** begin **

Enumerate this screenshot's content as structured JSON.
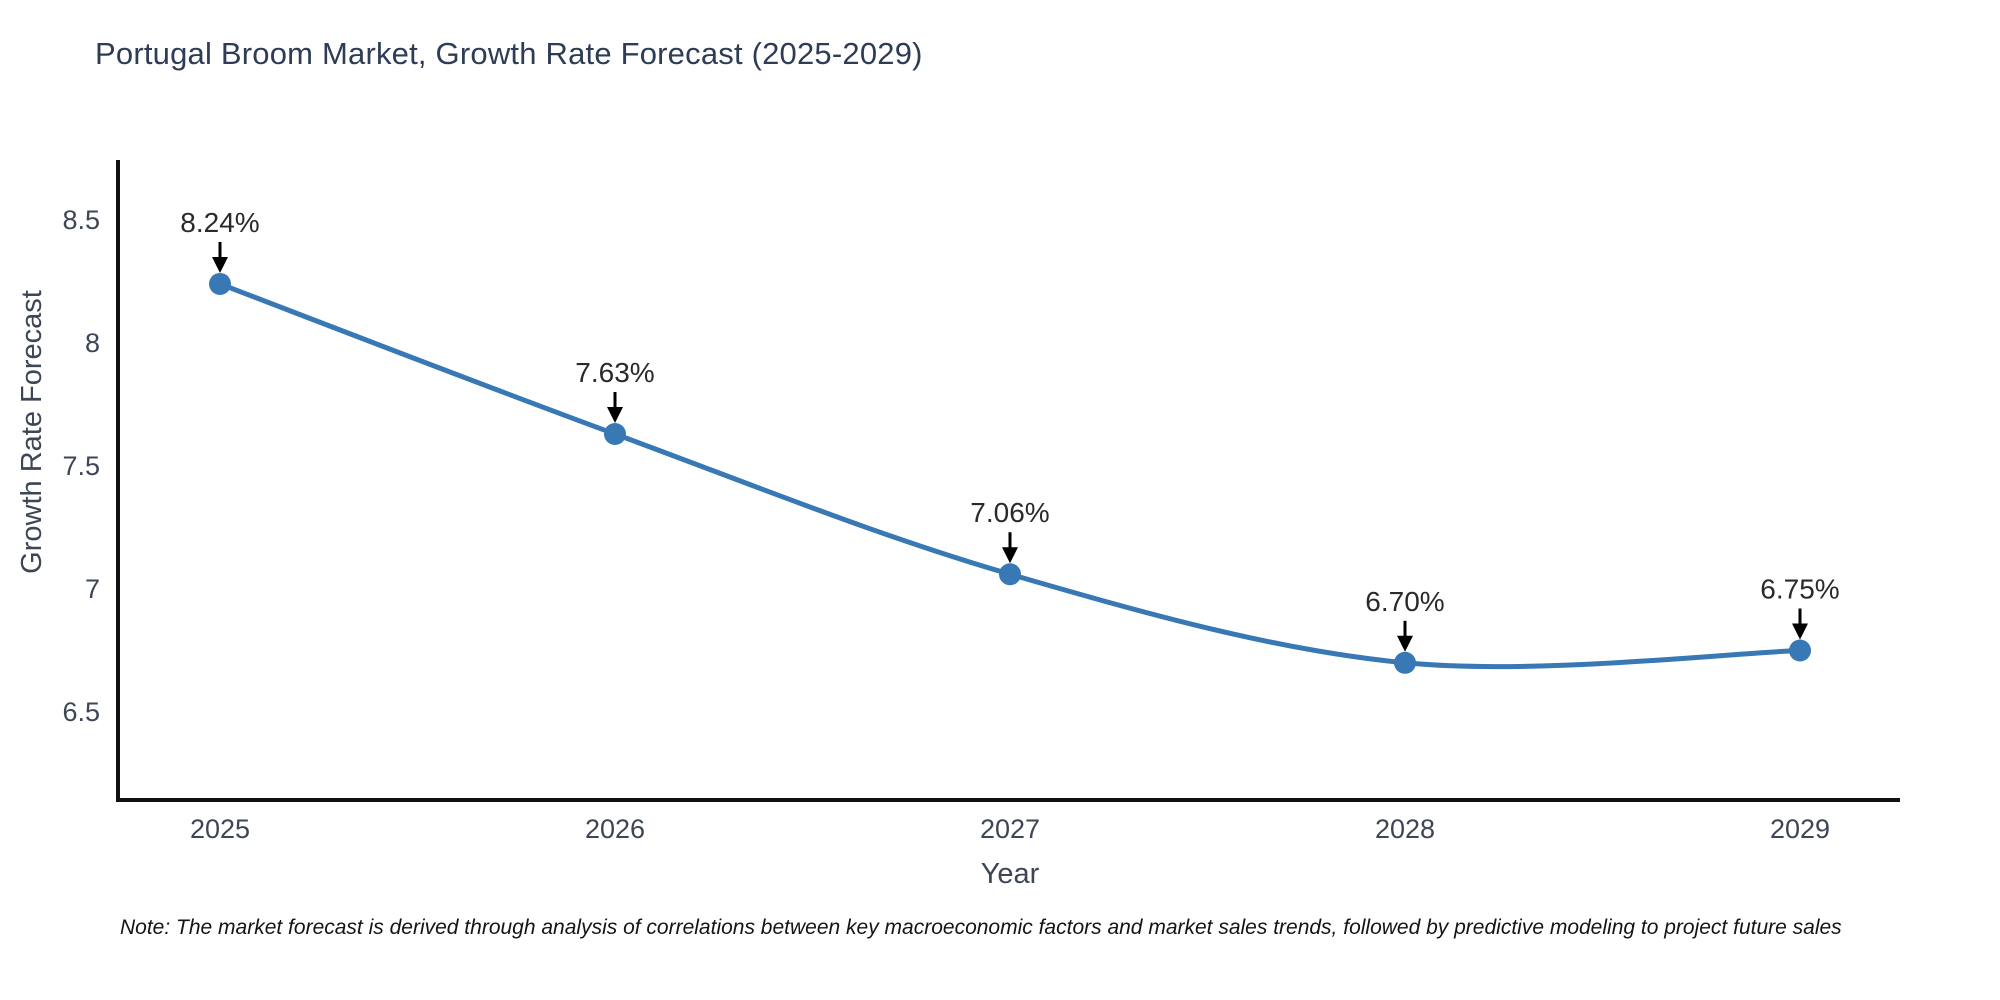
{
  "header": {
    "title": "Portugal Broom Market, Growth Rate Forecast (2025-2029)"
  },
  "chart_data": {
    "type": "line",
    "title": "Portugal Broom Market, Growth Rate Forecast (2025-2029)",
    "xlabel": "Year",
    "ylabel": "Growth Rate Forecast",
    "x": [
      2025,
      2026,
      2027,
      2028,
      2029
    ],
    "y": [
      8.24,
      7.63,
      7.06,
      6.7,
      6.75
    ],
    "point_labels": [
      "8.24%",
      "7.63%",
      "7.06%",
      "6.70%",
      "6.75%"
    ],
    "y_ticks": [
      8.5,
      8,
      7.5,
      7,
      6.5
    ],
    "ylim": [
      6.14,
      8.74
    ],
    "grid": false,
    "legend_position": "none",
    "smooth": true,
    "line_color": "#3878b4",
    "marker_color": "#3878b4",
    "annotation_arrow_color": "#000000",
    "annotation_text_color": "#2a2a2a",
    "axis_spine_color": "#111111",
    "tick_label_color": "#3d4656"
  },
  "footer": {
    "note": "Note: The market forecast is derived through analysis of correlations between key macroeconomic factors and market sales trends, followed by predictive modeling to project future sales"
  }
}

** end **
** begin **

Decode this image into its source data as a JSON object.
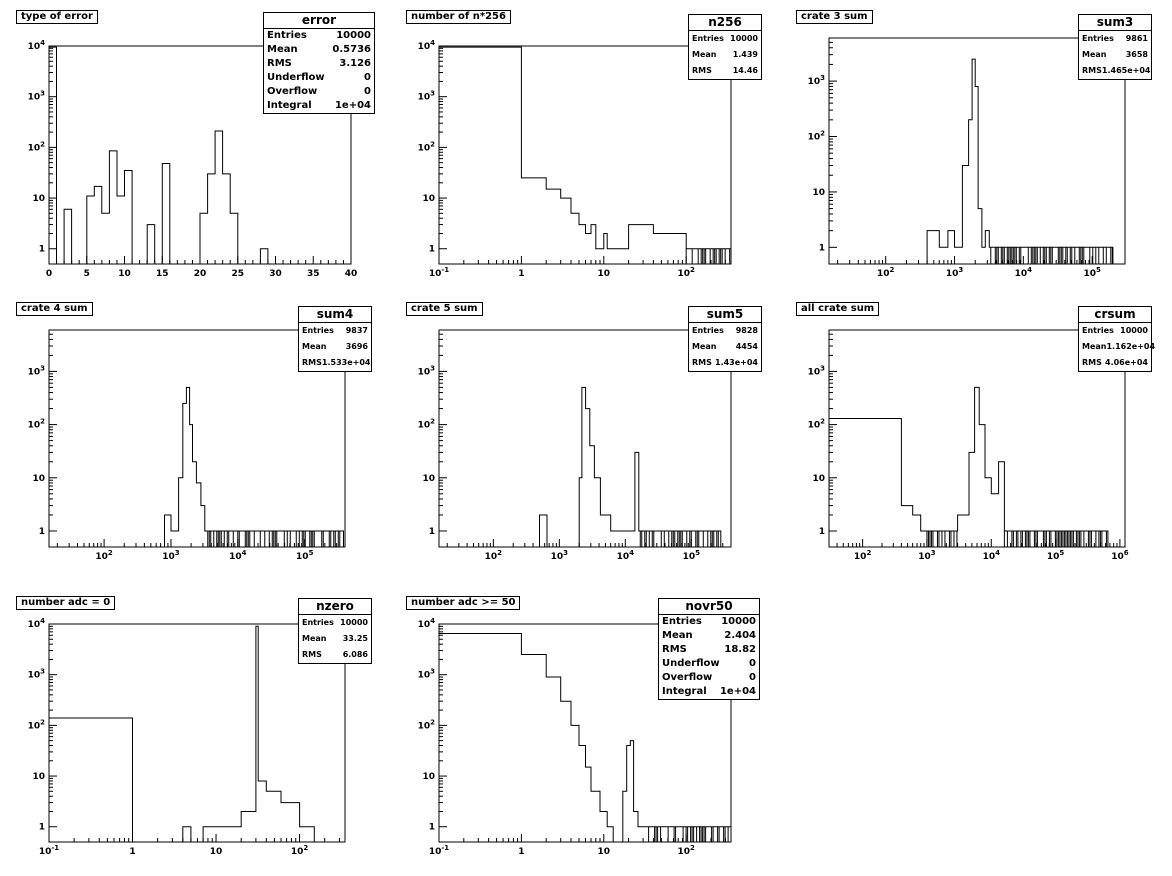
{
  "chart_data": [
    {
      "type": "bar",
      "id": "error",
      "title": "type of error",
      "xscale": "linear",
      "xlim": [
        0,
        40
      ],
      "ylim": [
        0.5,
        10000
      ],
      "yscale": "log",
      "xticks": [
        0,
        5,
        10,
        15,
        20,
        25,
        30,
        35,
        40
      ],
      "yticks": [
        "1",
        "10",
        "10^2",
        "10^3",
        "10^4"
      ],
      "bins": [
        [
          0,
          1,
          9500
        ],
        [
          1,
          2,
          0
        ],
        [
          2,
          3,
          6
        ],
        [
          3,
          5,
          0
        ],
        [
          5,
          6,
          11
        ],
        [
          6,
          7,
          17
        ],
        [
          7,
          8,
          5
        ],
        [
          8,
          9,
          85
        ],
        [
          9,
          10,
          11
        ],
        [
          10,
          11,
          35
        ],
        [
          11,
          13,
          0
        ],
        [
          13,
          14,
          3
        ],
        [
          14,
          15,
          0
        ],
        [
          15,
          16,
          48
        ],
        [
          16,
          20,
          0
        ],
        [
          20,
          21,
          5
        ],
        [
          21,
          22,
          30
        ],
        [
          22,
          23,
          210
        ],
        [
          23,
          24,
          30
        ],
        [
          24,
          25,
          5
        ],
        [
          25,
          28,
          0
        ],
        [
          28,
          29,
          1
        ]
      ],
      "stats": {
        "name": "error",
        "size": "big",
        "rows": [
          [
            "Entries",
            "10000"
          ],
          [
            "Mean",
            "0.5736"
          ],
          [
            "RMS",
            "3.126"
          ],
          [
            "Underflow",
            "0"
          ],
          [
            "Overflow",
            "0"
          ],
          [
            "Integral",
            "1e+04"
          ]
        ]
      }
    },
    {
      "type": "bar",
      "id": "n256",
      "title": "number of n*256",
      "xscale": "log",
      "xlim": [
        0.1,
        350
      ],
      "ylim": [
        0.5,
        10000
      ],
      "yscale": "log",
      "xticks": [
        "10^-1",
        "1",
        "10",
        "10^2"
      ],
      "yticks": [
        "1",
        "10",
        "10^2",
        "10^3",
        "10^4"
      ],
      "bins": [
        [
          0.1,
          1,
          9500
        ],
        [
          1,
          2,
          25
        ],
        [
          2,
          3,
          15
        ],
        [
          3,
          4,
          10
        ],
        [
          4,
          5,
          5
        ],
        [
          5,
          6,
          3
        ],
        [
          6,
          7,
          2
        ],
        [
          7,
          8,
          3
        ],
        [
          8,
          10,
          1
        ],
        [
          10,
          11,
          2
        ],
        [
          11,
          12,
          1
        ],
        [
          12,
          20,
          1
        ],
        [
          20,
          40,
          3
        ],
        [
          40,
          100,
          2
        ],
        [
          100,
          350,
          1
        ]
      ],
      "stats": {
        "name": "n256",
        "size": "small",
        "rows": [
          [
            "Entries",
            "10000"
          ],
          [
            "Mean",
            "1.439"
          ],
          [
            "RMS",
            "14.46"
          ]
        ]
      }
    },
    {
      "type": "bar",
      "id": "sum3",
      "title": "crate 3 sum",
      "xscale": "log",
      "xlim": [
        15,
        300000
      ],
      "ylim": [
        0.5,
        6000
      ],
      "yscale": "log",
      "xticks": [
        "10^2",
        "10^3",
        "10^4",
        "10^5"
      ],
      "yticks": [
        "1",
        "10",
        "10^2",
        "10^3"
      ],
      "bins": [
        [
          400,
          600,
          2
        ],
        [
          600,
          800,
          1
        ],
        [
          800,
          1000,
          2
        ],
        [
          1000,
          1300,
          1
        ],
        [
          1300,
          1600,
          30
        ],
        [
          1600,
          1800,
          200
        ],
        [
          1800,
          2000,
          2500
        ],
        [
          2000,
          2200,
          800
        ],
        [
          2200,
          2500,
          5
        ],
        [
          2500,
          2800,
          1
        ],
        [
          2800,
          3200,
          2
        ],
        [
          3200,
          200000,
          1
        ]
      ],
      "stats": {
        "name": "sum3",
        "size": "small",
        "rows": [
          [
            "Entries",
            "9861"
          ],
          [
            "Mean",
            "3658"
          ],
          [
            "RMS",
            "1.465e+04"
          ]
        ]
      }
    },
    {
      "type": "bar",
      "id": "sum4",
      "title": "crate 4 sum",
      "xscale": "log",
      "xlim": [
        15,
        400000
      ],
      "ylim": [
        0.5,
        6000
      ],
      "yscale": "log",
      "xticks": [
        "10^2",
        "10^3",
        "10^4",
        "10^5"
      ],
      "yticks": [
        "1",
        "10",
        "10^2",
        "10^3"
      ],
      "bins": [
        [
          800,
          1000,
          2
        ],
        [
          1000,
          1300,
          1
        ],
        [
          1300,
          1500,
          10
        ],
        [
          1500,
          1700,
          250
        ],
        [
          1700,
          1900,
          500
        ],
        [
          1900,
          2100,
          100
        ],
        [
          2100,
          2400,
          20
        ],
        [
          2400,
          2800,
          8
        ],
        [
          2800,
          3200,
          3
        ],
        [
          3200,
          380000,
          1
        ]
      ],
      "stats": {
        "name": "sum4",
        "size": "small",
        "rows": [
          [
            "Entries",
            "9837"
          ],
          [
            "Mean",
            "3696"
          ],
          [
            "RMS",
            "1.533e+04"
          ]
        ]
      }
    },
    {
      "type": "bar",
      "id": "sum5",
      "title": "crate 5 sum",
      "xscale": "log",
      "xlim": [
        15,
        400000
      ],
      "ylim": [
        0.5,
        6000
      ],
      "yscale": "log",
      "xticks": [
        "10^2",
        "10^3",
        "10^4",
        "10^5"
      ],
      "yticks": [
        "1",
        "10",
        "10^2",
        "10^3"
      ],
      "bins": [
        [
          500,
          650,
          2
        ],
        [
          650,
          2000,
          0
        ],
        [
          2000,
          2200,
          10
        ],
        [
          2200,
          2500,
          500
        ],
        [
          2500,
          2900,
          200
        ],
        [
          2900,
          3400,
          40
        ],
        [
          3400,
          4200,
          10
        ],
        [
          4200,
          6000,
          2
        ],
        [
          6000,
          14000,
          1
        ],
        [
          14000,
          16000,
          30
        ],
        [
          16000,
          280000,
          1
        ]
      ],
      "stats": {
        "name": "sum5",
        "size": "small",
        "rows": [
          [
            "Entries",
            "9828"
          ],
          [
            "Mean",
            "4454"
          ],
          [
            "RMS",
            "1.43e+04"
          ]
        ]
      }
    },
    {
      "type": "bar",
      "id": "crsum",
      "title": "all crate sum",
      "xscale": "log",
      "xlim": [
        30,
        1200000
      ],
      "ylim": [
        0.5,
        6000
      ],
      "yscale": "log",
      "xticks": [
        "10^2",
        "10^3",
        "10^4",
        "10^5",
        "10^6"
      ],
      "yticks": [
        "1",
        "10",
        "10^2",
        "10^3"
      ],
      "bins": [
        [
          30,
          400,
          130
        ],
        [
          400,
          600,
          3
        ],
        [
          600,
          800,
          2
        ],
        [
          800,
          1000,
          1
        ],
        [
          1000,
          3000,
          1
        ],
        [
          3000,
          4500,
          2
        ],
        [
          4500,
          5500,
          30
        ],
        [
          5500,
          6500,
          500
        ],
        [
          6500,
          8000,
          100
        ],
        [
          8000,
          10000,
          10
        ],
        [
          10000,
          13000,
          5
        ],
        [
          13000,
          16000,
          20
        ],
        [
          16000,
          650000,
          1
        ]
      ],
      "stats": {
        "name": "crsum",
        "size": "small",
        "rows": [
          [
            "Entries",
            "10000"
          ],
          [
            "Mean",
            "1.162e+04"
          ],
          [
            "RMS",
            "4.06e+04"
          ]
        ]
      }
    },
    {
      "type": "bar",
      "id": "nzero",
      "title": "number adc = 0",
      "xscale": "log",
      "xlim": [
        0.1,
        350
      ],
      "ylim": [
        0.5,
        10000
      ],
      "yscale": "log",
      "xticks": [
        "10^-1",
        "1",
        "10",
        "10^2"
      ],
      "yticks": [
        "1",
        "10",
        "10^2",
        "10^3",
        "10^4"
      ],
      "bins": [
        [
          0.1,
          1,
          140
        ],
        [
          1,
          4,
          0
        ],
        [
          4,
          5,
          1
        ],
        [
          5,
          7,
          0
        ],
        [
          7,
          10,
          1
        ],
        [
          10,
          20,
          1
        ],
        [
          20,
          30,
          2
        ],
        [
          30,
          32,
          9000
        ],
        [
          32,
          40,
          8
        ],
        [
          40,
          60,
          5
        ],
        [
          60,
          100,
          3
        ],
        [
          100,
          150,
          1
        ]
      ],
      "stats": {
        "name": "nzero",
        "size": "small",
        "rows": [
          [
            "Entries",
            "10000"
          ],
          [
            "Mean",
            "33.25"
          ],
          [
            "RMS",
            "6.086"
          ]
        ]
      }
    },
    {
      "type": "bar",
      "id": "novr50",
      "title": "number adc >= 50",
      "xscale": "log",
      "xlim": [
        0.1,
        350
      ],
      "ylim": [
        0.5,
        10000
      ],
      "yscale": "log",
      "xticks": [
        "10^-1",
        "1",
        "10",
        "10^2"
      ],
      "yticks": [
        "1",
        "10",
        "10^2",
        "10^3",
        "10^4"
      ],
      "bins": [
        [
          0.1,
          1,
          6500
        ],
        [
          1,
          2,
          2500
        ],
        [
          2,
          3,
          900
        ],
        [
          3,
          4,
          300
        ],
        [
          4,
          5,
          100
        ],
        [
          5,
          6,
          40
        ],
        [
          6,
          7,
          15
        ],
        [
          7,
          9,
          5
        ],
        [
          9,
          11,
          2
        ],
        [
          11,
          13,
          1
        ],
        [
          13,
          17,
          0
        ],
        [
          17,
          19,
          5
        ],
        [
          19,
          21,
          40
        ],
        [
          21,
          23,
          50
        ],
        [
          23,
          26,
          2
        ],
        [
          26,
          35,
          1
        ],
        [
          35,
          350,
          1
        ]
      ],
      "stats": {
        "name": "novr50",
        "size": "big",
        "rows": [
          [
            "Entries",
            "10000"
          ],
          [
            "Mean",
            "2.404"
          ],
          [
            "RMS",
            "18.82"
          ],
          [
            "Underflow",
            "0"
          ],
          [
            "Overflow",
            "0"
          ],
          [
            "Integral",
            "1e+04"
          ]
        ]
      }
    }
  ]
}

** end **
** begin **

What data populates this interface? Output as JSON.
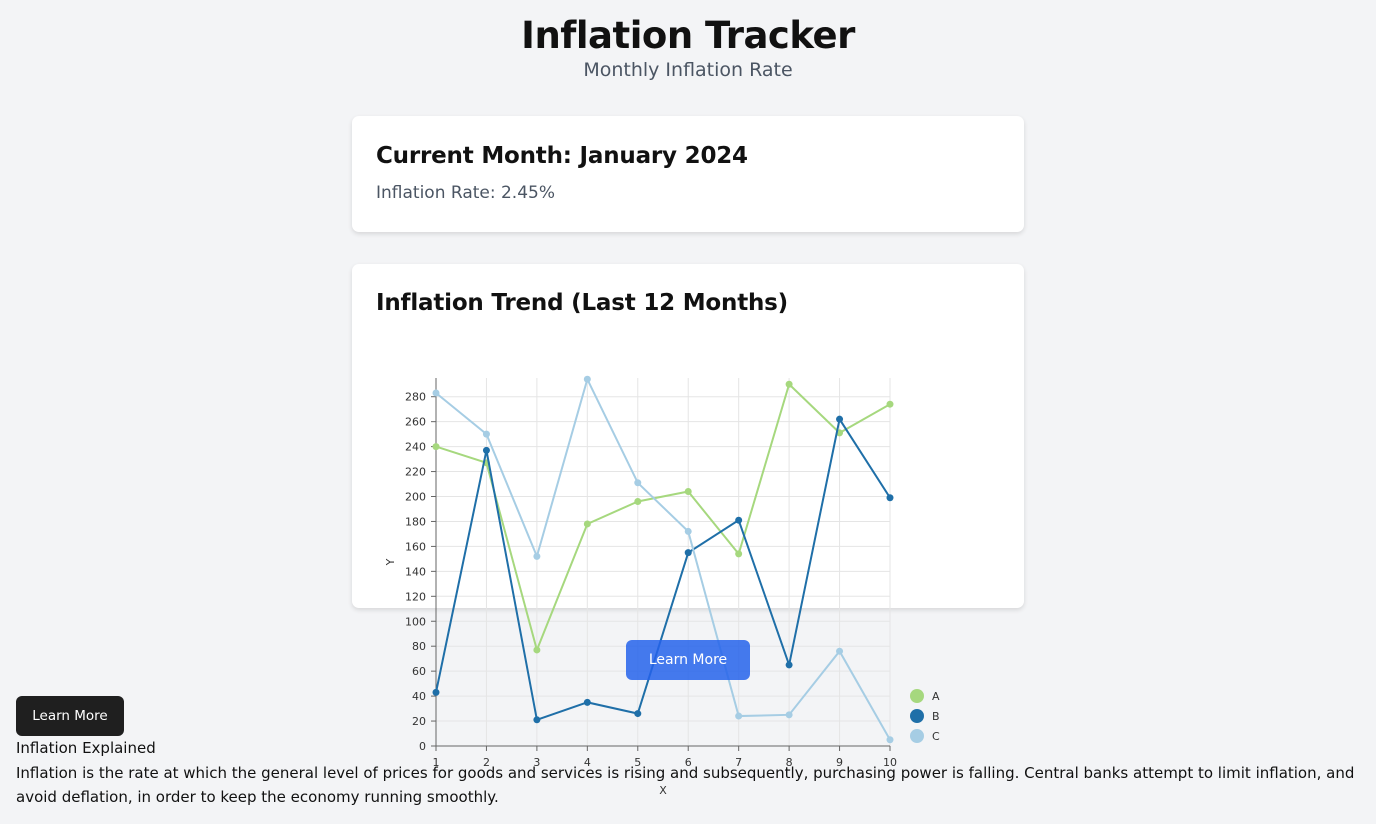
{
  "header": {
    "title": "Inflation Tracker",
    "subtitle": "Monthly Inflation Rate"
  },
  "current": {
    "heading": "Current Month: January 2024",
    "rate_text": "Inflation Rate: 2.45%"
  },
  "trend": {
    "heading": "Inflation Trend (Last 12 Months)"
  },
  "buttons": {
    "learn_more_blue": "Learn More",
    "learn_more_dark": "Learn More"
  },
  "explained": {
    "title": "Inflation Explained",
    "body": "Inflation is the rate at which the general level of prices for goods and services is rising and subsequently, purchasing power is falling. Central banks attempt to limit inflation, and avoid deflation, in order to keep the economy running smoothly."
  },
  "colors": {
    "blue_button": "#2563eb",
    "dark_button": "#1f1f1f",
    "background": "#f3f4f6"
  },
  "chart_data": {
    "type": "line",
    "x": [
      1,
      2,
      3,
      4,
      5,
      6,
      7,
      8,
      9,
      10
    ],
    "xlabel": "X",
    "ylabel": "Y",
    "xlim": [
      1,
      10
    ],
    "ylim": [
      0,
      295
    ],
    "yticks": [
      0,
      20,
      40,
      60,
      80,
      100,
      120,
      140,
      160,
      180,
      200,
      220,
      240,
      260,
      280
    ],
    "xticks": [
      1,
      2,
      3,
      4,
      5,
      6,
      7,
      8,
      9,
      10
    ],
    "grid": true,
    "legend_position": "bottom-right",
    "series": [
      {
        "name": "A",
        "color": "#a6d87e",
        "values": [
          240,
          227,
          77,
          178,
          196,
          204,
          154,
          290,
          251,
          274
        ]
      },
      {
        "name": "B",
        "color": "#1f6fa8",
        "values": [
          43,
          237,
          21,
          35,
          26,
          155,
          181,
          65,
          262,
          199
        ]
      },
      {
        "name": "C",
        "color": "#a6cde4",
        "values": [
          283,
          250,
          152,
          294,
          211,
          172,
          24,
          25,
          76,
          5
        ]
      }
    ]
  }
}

** end **

Scan the lines for the string "this". Pick out every line that has it.

* _RESULT_:
Enumerate this screenshot's content as structured JSON.
Decode this image into its source data as a JSON object.
What data populates this interface? Output as JSON.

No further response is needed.